READING PASSAGE ▸
How do you find the derivative of the function #y= tan^-1 (3x)#?

2 Answers
Apr 14, 2015

Remembering that the derivative of:

#y=tan^-1x#

is

#y'=1/(1+x^2)#

than:

#y'=1/(1+(3x)^2)*3=(3)/(1+9x^2)#.

Apr 14, 2015

By the Chain Rule (and knowledge of the derivative of inverse tangent function), the answer is: #dy/dx=\frac{1}{1+(3x)^{2})\cdot 3=\frac{3}{1+9x^{2}}#.

If you didn't happen to remember the derivative of the inverse tangent function, you could derive the answer by differentiation of both sides of the equation #tan(tan^{-1}(3x))=3x# with respect to #x# to get, by the Chain Rule, #sec^{2}(tan^{-1)(3x))\cdot \frac{d}{dx}(tan^{-1}(3x))=3# so that #\frac{d}{dx}(tan^{-1}(3x))=3cos^{2}(tan^{-1}(3x))#.

DATASET CONTENT ▸

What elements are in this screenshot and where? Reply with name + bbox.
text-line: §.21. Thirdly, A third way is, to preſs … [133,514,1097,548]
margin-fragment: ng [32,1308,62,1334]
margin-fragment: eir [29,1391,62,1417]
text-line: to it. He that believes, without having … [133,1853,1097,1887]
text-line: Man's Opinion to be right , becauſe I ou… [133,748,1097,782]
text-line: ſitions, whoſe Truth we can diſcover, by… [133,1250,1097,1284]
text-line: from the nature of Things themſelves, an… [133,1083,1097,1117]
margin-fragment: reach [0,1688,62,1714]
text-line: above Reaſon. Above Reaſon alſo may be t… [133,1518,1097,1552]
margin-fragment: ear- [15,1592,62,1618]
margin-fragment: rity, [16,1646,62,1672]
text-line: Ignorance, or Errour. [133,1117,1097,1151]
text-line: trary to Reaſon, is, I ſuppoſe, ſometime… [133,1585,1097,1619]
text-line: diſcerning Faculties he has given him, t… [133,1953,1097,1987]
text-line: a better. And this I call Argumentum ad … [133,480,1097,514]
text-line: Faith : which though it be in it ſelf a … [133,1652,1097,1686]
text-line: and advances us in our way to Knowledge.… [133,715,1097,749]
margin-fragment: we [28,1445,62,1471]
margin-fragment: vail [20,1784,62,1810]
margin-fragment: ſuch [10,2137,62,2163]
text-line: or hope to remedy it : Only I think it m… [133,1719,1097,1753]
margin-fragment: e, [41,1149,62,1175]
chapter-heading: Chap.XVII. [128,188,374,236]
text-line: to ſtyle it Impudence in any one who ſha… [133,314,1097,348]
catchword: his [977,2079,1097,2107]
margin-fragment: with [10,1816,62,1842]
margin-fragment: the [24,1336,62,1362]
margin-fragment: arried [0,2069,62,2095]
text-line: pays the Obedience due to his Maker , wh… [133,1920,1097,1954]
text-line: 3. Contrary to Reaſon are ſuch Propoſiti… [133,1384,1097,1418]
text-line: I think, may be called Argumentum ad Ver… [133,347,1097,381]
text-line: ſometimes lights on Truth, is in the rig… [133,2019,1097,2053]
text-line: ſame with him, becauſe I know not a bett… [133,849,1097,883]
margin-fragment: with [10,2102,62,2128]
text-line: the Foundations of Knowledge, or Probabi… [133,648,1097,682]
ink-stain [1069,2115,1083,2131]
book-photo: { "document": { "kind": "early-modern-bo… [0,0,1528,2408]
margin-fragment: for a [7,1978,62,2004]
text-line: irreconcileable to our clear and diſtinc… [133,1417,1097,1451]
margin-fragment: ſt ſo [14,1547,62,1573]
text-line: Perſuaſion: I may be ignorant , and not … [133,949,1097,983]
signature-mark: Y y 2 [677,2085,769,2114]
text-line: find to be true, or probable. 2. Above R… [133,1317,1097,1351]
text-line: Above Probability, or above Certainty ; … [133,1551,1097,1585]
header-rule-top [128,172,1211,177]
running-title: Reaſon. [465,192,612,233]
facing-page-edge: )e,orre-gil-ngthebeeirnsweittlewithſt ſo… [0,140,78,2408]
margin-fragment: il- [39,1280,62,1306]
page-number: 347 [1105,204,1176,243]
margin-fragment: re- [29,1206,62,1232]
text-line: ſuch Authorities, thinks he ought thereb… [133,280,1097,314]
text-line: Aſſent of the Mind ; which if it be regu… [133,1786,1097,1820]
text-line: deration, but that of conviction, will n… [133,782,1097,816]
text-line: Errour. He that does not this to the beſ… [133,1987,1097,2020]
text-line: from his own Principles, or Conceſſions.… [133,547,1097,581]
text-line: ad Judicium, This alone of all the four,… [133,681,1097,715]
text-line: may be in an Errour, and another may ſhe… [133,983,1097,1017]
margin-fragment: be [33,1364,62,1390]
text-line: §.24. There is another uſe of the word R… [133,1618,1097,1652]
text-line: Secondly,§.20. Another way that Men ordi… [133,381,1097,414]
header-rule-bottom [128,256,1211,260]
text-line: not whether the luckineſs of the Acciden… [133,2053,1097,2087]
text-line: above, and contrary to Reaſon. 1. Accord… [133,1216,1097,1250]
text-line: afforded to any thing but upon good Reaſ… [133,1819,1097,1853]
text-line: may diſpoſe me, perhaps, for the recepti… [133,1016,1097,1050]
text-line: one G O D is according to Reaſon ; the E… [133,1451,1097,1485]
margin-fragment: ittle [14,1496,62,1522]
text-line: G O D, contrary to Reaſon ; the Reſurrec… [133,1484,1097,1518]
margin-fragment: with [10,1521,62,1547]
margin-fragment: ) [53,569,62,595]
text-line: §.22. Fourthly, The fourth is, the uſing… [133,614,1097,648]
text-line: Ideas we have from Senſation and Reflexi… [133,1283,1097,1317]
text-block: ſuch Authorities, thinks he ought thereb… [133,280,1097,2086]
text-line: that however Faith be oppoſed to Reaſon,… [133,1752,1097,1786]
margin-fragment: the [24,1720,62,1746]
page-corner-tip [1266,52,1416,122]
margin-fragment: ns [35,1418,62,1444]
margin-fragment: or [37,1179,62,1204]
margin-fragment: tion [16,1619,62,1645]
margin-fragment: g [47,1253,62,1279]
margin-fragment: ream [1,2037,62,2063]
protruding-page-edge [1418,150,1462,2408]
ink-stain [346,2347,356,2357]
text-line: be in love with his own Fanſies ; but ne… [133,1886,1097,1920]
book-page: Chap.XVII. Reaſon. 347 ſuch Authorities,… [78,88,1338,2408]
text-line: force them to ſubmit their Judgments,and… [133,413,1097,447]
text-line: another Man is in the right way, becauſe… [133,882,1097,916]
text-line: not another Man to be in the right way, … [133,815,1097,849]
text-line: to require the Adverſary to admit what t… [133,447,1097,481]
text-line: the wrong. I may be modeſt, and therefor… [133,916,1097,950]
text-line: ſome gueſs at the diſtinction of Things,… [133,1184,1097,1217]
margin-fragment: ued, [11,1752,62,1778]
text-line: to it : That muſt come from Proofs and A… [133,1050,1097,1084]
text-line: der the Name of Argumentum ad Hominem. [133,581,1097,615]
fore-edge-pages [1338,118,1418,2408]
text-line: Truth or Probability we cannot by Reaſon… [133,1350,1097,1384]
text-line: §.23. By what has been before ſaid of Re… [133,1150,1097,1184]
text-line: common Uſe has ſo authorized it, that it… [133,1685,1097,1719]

EXERCISE TASKS ▸
• A. According to the inverse tangent thread, which rule does the second answer use to find the derivative?
• B. Decide whether each statement agrees with the inverse tangent thread. Give yes or no for each, along with the text's deciding words.
(i) The thread gives the derivative as 3 over 1 plus 9x squared.
(ii) Both answers are dated April 14, 2015.
(iii) The thread holds three answers.
• C. List every formula shown in the first answer of the inverse tangent thread.

RESULTS BY TASK ▸
• A. The Chain Rule.

• B.
(i) Yes: "(3)/(1+9x^2)"
(ii) Yes: "Apr 14, 2015"
(iii) No: "2 Answers"

• C.
y=tan^-1x
y'=1/(1+x^2)
y'=1/(1+(3x)^2)*3=(3)/(1+9x^2)